§ **Aim**
Exclude all pictures, then copy each of the records exactly as written.

§ **Supplied data**

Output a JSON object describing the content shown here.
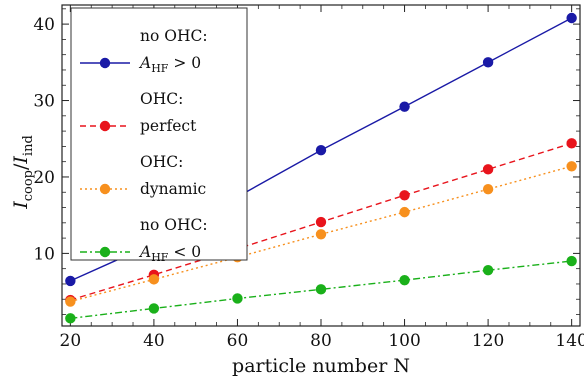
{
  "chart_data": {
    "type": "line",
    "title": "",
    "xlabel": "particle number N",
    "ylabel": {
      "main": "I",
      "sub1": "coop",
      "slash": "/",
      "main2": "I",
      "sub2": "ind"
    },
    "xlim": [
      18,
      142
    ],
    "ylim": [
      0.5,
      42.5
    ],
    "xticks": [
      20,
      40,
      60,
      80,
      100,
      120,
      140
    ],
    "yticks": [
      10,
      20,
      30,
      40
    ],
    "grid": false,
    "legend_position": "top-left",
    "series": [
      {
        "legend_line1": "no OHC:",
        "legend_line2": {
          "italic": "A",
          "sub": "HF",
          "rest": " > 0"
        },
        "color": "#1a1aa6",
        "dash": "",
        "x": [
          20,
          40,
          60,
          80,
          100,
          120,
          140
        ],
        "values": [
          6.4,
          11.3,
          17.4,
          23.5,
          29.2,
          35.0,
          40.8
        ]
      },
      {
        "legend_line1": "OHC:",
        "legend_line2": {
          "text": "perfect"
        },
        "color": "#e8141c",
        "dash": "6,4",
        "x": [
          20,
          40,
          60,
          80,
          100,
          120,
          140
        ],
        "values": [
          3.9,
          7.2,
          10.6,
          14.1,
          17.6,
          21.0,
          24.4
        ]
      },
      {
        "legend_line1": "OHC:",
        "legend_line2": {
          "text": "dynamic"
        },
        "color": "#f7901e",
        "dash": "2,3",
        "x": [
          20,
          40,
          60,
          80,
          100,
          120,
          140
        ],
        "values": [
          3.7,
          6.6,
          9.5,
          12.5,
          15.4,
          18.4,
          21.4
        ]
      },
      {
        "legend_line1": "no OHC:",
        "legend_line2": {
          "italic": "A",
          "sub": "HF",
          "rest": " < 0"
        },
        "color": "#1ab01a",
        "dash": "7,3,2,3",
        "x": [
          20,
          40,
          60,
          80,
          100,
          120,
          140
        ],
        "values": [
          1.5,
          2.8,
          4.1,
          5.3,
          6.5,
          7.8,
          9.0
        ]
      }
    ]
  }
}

§ **Written answer**
Output a JSON object describing the content shown here.
{
  "chart_data": {
    "type": "line",
    "title": "",
    "xlabel": "particle number N",
    "ylabel": {
      "main": "I",
      "sub1": "coop",
      "slash": "/",
      "main2": "I",
      "sub2": "ind"
    },
    "xlim": [
      18,
      142
    ],
    "ylim": [
      0.5,
      42.5
    ],
    "xticks": [
      20,
      40,
      60,
      80,
      100,
      120,
      140
    ],
    "yticks": [
      10,
      20,
      30,
      40
    ],
    "grid": false,
    "legend_position": "top-left",
    "series": [
      {
        "legend_line1": "no OHC:",
        "legend_line2": {
          "italic": "A",
          "sub": "HF",
          "rest": " > 0"
        },
        "color": "#1a1aa6",
        "dash": "",
        "x": [
          20,
          40,
          60,
          80,
          100,
          120,
          140
        ],
        "values": [
          6.4,
          11.3,
          17.4,
          23.5,
          29.2,
          35.0,
          40.8
        ]
      },
      {
        "legend_line1": "OHC:",
        "legend_line2": {
          "text": "perfect"
        },
        "color": "#e8141c",
        "dash": "6,4",
        "x": [
          20,
          40,
          60,
          80,
          100,
          120,
          140
        ],
        "values": [
          3.9,
          7.2,
          10.6,
          14.1,
          17.6,
          21.0,
          24.4
        ]
      },
      {
        "legend_line1": "OHC:",
        "legend_line2": {
          "text": "dynamic"
        },
        "color": "#f7901e",
        "dash": "2,3",
        "x": [
          20,
          40,
          60,
          80,
          100,
          120,
          140
        ],
        "values": [
          3.7,
          6.6,
          9.5,
          12.5,
          15.4,
          18.4,
          21.4
        ]
      },
      {
        "legend_line1": "no OHC:",
        "legend_line2": {
          "italic": "A",
          "sub": "HF",
          "rest": " < 0"
        },
        "color": "#1ab01a",
        "dash": "7,3,2,3",
        "x": [
          20,
          40,
          60,
          80,
          100,
          120,
          140
        ],
        "values": [
          1.5,
          2.8,
          4.1,
          5.3,
          6.5,
          7.8,
          9.0
        ]
      }
    ]
  }
}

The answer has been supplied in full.